## BEGIN

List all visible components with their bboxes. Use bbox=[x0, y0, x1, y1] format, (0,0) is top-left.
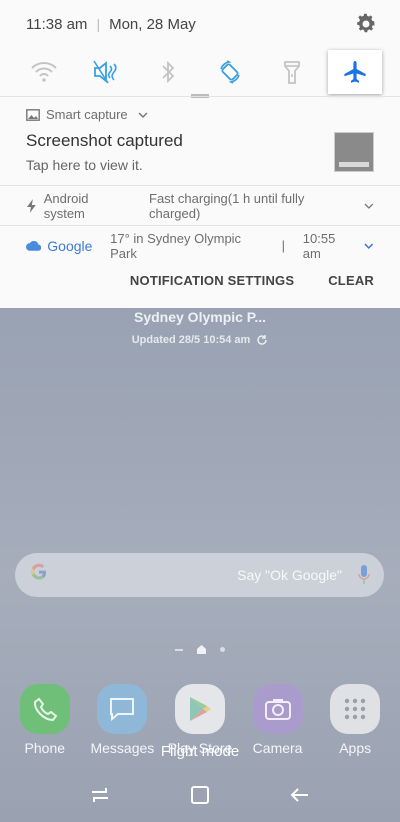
cloud-icon bbox=[26, 240, 42, 251]
notification-time: 10:55 am bbox=[302, 230, 336, 261]
chevron-down-icon[interactable] bbox=[364, 241, 374, 251]
date: Mon, 28 May bbox=[109, 15, 196, 33]
notification-panel: 11:38 am | Mon, 28 May Smart capture Scr… bbox=[0, 0, 400, 308]
play-store-icon bbox=[174, 684, 225, 734]
notification-app-name: Smart capture bbox=[46, 107, 128, 122]
google-search-bar[interactable]: Say "Ok Google" bbox=[15, 553, 384, 597]
page-dot bbox=[175, 648, 183, 651]
wifi-icon bbox=[31, 62, 57, 82]
flashlight-icon bbox=[284, 61, 300, 84]
bluetooth-icon bbox=[162, 60, 175, 84]
search-hint: Say "Ok Google" bbox=[237, 567, 342, 583]
clock: 11:38 am bbox=[26, 15, 88, 33]
qs-airplane[interactable] bbox=[328, 50, 382, 94]
qs-sound[interactable] bbox=[80, 52, 132, 92]
notification-settings-button[interactable]: NOTIFICATION SETTINGS bbox=[130, 273, 294, 288]
auto-rotate-icon bbox=[220, 60, 240, 84]
home-icon bbox=[191, 786, 209, 804]
qs-auto-rotate[interactable] bbox=[204, 52, 256, 92]
notification-actions: NOTIFICATION SETTINGS CLEAR bbox=[0, 265, 400, 295]
page-indicator bbox=[0, 645, 400, 654]
notification-text: Fast charging(1 h until fully charged) bbox=[149, 190, 305, 221]
camera-icon bbox=[252, 684, 303, 734]
chevron-down-icon[interactable] bbox=[364, 201, 374, 211]
recents-icon bbox=[92, 788, 108, 802]
image-icon bbox=[26, 108, 40, 121]
notification-app-name: Android system bbox=[43, 190, 89, 221]
home-button[interactable] bbox=[180, 775, 220, 815]
weather-location: Sydney Olympic P... bbox=[133, 309, 267, 325]
apps-grid-icon bbox=[330, 684, 381, 734]
notification-title: Screenshot captured bbox=[26, 131, 183, 150]
status-header: 11:38 am | Mon, 28 May bbox=[0, 0, 400, 48]
notification-separator: | bbox=[281, 238, 286, 253]
mic-icon[interactable] bbox=[358, 565, 370, 585]
notification-android-system[interactable]: Android system Fast charging(1 h until f… bbox=[0, 185, 400, 225]
weather-updated: Updated 28/5 10:54 am bbox=[0, 334, 400, 346]
status-separator: | bbox=[96, 16, 101, 32]
refresh-icon[interactable] bbox=[256, 334, 268, 346]
google-logo-icon bbox=[29, 562, 53, 588]
clear-button[interactable]: CLEAR bbox=[328, 273, 374, 288]
back-button[interactable] bbox=[280, 775, 320, 815]
messages-icon bbox=[97, 684, 148, 734]
qs-bluetooth[interactable] bbox=[142, 52, 194, 92]
phone-icon bbox=[19, 684, 70, 734]
navigation-bar bbox=[0, 768, 400, 822]
quick-settings-row bbox=[0, 48, 400, 96]
recents-button[interactable] bbox=[80, 775, 120, 815]
airplane-icon bbox=[344, 61, 366, 83]
screenshot-thumbnail[interactable] bbox=[334, 132, 374, 172]
chevron-down-icon[interactable] bbox=[138, 110, 148, 120]
back-arrow-icon bbox=[290, 788, 308, 802]
home-page-icon bbox=[197, 645, 206, 654]
weather-updated-text: Updated 28/5 10:54 am bbox=[131, 334, 251, 346]
page-dot bbox=[220, 647, 225, 652]
notification-body: Tap here to view it. bbox=[26, 157, 143, 173]
gear-icon[interactable] bbox=[354, 12, 378, 36]
notification-app-name: Google bbox=[47, 237, 93, 254]
notification-header: Smart capture bbox=[26, 107, 374, 122]
notification-text: 17° in Sydney Olympic Park bbox=[110, 230, 242, 261]
flight-mode-toast: Flight mode bbox=[160, 743, 240, 760]
notification-smart-capture[interactable]: Smart capture Screenshot captured Tap he… bbox=[0, 96, 400, 185]
qs-flashlight[interactable] bbox=[266, 52, 318, 92]
qs-wifi[interactable] bbox=[18, 52, 70, 92]
sound-mute-icon bbox=[93, 60, 117, 84]
lightning-icon bbox=[26, 198, 36, 213]
notification-google[interactable]: Google 17° in Sydney Olympic Park | 10:5… bbox=[0, 225, 400, 265]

## END

* _The problem_
Could you put every line of the material above into a numbered list, skipping blank lines and leaving the pictures out?

* _Problem solution_
1. List all visible components with their bboxes. Use bbox=[x0, y0, x1, y1] format, (0,0) is top-left.
2. cloud-icon bbox=[26, 240, 42, 251]
3. notification-time: 10:55 am bbox=[302, 230, 336, 261]
4. chevron-down-icon[interactable] bbox=[364, 241, 374, 251]
5. date: Mon, 28 May bbox=[109, 15, 196, 33]
6. notification-panel: 11:38 am | Mon, 28 May Smart capture Scr… bbox=[0, 0, 400, 308]
7. play-store-icon bbox=[174, 684, 225, 734]
8. notification-app-name: Smart capture bbox=[46, 107, 128, 122]
9. google-search-bar[interactable]: Say "Ok Google" bbox=[15, 553, 384, 597]
10. page-dot bbox=[175, 648, 183, 651]
11. wifi-icon bbox=[31, 62, 57, 82]
12. flashlight-icon bbox=[284, 61, 300, 84]
13. bluetooth-icon bbox=[162, 60, 175, 84]
14. search-hint: Say "Ok Google" bbox=[237, 567, 342, 583]
15. clock: 11:38 am bbox=[26, 15, 88, 33]
16. qs-airplane[interactable] bbox=[328, 50, 382, 94]
17. qs-sound[interactable] bbox=[80, 52, 132, 92]
18. notification-settings-button[interactable]: NOTIFICATION SETTINGS bbox=[130, 273, 294, 288]
19. auto-rotate-icon bbox=[220, 60, 240, 84]
20. home-icon bbox=[191, 786, 209, 804]
21. qs-auto-rotate[interactable] bbox=[204, 52, 256, 92]
22. notification-actions: NOTIFICATION SETTINGS CLEAR bbox=[0, 265, 400, 295]
23. page-indicator bbox=[0, 645, 400, 654]
24. notification-text: Fast charging(1 h until fully charged) bbox=[149, 190, 305, 221]
25. camera-icon bbox=[252, 684, 303, 734]
26. chevron-down-icon[interactable] bbox=[364, 201, 374, 211]
27. recents-icon bbox=[92, 788, 108, 802]
28. image-icon bbox=[26, 108, 40, 121]
29. notification-app-name: Android system bbox=[43, 190, 89, 221]
30. home-button[interactable] bbox=[180, 775, 220, 815]
31. weather-location: Sydney Olympic P... bbox=[133, 309, 267, 325]
32. apps-grid-icon bbox=[330, 684, 381, 734]
33. notification-title: Screenshot captured bbox=[26, 131, 183, 150]
34. status-header: 11:38 am | Mon, 28 May bbox=[0, 0, 400, 48]
35. notification-separator: | bbox=[281, 238, 286, 253]
36. mic-icon[interactable] bbox=[358, 565, 370, 585]
37. notification-android-system[interactable]: Android system Fast charging(1 h until f… bbox=[0, 185, 400, 225]
38. weather-updated: Updated 28/5 10:54 am bbox=[0, 334, 400, 346]
39. status-separator: | bbox=[96, 16, 101, 32]
40. refresh-icon[interactable] bbox=[256, 334, 268, 346]
41. google-logo-icon bbox=[29, 562, 53, 588]
42. clear-button[interactable]: CLEAR bbox=[328, 273, 374, 288]
43. back-button[interactable] bbox=[280, 775, 320, 815]
44. messages-icon bbox=[97, 684, 148, 734]
45. qs-bluetooth[interactable] bbox=[142, 52, 194, 92]
46. phone-icon bbox=[19, 684, 70, 734]
47. navigation-bar bbox=[0, 768, 400, 822]
48. quick-settings-row bbox=[0, 48, 400, 96]
49. recents-button[interactable] bbox=[80, 775, 120, 815]
50. airplane-icon bbox=[344, 61, 366, 83]
51. screenshot-thumbnail[interactable] bbox=[334, 132, 374, 172]
52. chevron-down-icon[interactable] bbox=[138, 110, 148, 120]
53. back-arrow-icon bbox=[290, 788, 308, 802]
54. home-page-icon bbox=[197, 645, 206, 654]
55. weather-updated-text: Updated 28/5 10:54 am bbox=[131, 334, 251, 346]
56. page-dot bbox=[220, 647, 225, 652]
57. notification-body: Tap here to view it. bbox=[26, 157, 143, 173]
58. gear-icon[interactable] bbox=[354, 12, 378, 36]
59. notification-app-name: Google bbox=[47, 237, 93, 254]
60. notification-header: Smart capture bbox=[26, 107, 374, 122]
61. notification-text: 17° in Sydney Olympic Park bbox=[110, 230, 242, 261]
62. flight-mode-toast: Flight mode bbox=[160, 743, 240, 760]
63. notification-smart-capture[interactable]: Smart capture Screenshot captured Tap he… bbox=[0, 96, 400, 185]
64. qs-flashlight[interactable] bbox=[266, 52, 318, 92]
65. qs-wifi[interactable] bbox=[18, 52, 70, 92]
66. sound-mute-icon bbox=[93, 60, 117, 84]
67. lightning-icon bbox=[26, 198, 36, 213]
68. notification-google[interactable]: Google 17° in Sydney Olympic Park | 10:5… bbox=[0, 225, 400, 265]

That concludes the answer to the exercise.